● **Dataset entries**:
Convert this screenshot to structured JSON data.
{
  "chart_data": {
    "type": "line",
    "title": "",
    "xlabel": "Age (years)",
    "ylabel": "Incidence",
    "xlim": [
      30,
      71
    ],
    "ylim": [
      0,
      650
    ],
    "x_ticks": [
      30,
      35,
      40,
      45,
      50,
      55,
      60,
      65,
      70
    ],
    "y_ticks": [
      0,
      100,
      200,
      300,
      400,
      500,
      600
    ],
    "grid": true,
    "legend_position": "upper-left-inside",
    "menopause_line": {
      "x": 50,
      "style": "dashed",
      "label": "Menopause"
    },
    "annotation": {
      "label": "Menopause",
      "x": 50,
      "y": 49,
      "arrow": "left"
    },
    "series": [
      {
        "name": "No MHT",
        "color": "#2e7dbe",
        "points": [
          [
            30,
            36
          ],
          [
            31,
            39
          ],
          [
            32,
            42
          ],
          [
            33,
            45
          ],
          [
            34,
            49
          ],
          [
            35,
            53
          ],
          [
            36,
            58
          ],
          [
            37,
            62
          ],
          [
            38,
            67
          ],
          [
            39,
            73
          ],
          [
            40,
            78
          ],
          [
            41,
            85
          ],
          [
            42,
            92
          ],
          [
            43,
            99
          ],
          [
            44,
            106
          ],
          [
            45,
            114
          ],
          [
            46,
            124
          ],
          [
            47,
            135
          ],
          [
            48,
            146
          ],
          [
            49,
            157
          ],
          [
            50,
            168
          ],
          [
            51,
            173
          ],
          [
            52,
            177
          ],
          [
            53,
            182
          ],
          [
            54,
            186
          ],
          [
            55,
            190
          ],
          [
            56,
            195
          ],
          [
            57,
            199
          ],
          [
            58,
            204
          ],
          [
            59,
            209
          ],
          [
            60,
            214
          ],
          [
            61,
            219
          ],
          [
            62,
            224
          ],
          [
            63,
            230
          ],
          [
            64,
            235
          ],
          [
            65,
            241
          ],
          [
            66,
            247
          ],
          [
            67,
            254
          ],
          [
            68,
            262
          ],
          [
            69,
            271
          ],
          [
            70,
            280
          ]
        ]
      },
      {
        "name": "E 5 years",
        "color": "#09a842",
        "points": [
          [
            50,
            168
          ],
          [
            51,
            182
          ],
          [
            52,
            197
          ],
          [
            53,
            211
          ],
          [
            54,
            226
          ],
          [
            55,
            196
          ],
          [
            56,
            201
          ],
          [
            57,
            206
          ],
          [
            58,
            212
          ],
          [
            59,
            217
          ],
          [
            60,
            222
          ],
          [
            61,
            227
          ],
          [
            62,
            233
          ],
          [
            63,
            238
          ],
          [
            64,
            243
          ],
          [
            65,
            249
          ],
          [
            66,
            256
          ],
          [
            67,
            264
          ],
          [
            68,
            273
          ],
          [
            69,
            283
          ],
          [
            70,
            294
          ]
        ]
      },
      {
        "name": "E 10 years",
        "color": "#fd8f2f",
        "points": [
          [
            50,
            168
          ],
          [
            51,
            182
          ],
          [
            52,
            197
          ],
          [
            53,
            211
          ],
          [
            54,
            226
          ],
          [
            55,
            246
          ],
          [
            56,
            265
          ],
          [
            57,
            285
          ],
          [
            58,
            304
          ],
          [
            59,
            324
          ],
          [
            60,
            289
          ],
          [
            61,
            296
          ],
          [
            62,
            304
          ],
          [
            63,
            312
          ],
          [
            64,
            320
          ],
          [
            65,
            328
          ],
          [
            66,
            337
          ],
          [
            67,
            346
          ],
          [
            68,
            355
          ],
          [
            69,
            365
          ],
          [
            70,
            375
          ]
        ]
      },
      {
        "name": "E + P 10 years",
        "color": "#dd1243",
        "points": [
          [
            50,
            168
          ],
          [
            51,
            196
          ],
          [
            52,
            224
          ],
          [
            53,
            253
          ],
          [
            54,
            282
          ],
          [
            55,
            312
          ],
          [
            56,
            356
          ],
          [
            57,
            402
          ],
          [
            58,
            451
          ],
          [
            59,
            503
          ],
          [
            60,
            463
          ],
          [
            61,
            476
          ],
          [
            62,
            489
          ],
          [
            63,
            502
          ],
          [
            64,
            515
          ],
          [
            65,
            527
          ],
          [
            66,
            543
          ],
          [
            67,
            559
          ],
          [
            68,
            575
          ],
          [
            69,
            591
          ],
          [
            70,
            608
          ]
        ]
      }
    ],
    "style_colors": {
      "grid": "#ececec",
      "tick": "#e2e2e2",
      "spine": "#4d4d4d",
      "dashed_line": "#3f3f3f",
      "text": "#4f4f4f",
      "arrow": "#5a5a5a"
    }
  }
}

● **To do**: The full set of records should be duplicated exactly.

● **Output of the exercise**:
Convert this screenshot to structured JSON data.
{
  "chart_data": {
    "type": "line",
    "title": "",
    "xlabel": "Age (years)",
    "ylabel": "Incidence",
    "xlim": [
      30,
      71
    ],
    "ylim": [
      0,
      650
    ],
    "x_ticks": [
      30,
      35,
      40,
      45,
      50,
      55,
      60,
      65,
      70
    ],
    "y_ticks": [
      0,
      100,
      200,
      300,
      400,
      500,
      600
    ],
    "grid": true,
    "legend_position": "upper-left-inside",
    "menopause_line": {
      "x": 50,
      "style": "dashed",
      "label": "Menopause"
    },
    "annotation": {
      "label": "Menopause",
      "x": 50,
      "y": 49,
      "arrow": "left"
    },
    "series": [
      {
        "name": "No MHT",
        "color": "#2e7dbe",
        "points": [
          [
            30,
            36
          ],
          [
            31,
            39
          ],
          [
            32,
            42
          ],
          [
            33,
            45
          ],
          [
            34,
            49
          ],
          [
            35,
            53
          ],
          [
            36,
            58
          ],
          [
            37,
            62
          ],
          [
            38,
            67
          ],
          [
            39,
            73
          ],
          [
            40,
            78
          ],
          [
            41,
            85
          ],
          [
            42,
            92
          ],
          [
            43,
            99
          ],
          [
            44,
            106
          ],
          [
            45,
            114
          ],
          [
            46,
            124
          ],
          [
            47,
            135
          ],
          [
            48,
            146
          ],
          [
            49,
            157
          ],
          [
            50,
            168
          ],
          [
            51,
            173
          ],
          [
            52,
            177
          ],
          [
            53,
            182
          ],
          [
            54,
            186
          ],
          [
            55,
            190
          ],
          [
            56,
            195
          ],
          [
            57,
            199
          ],
          [
            58,
            204
          ],
          [
            59,
            209
          ],
          [
            60,
            214
          ],
          [
            61,
            219
          ],
          [
            62,
            224
          ],
          [
            63,
            230
          ],
          [
            64,
            235
          ],
          [
            65,
            241
          ],
          [
            66,
            247
          ],
          [
            67,
            254
          ],
          [
            68,
            262
          ],
          [
            69,
            271
          ],
          [
            70,
            280
          ]
        ]
      },
      {
        "name": "E 5 years",
        "color": "#09a842",
        "points": [
          [
            50,
            168
          ],
          [
            51,
            182
          ],
          [
            52,
            197
          ],
          [
            53,
            211
          ],
          [
            54,
            226
          ],
          [
            55,
            196
          ],
          [
            56,
            201
          ],
          [
            57,
            206
          ],
          [
            58,
            212
          ],
          [
            59,
            217
          ],
          [
            60,
            222
          ],
          [
            61,
            227
          ],
          [
            62,
            233
          ],
          [
            63,
            238
          ],
          [
            64,
            243
          ],
          [
            65,
            249
          ],
          [
            66,
            256
          ],
          [
            67,
            264
          ],
          [
            68,
            273
          ],
          [
            69,
            283
          ],
          [
            70,
            294
          ]
        ]
      },
      {
        "name": "E 10 years",
        "color": "#fd8f2f",
        "points": [
          [
            50,
            168
          ],
          [
            51,
            182
          ],
          [
            52,
            197
          ],
          [
            53,
            211
          ],
          [
            54,
            226
          ],
          [
            55,
            246
          ],
          [
            56,
            265
          ],
          [
            57,
            285
          ],
          [
            58,
            304
          ],
          [
            59,
            324
          ],
          [
            60,
            289
          ],
          [
            61,
            296
          ],
          [
            62,
            304
          ],
          [
            63,
            312
          ],
          [
            64,
            320
          ],
          [
            65,
            328
          ],
          [
            66,
            337
          ],
          [
            67,
            346
          ],
          [
            68,
            355
          ],
          [
            69,
            365
          ],
          [
            70,
            375
          ]
        ]
      },
      {
        "name": "E + P 10 years",
        "color": "#dd1243",
        "points": [
          [
            50,
            168
          ],
          [
            51,
            196
          ],
          [
            52,
            224
          ],
          [
            53,
            253
          ],
          [
            54,
            282
          ],
          [
            55,
            312
          ],
          [
            56,
            356
          ],
          [
            57,
            402
          ],
          [
            58,
            451
          ],
          [
            59,
            503
          ],
          [
            60,
            463
          ],
          [
            61,
            476
          ],
          [
            62,
            489
          ],
          [
            63,
            502
          ],
          [
            64,
            515
          ],
          [
            65,
            527
          ],
          [
            66,
            543
          ],
          [
            67,
            559
          ],
          [
            68,
            575
          ],
          [
            69,
            591
          ],
          [
            70,
            608
          ]
        ]
      }
    ],
    "style_colors": {
      "grid": "#ececec",
      "tick": "#e2e2e2",
      "spine": "#4d4d4d",
      "dashed_line": "#3f3f3f",
      "text": "#4f4f4f",
      "arrow": "#5a5a5a"
    }
  }
}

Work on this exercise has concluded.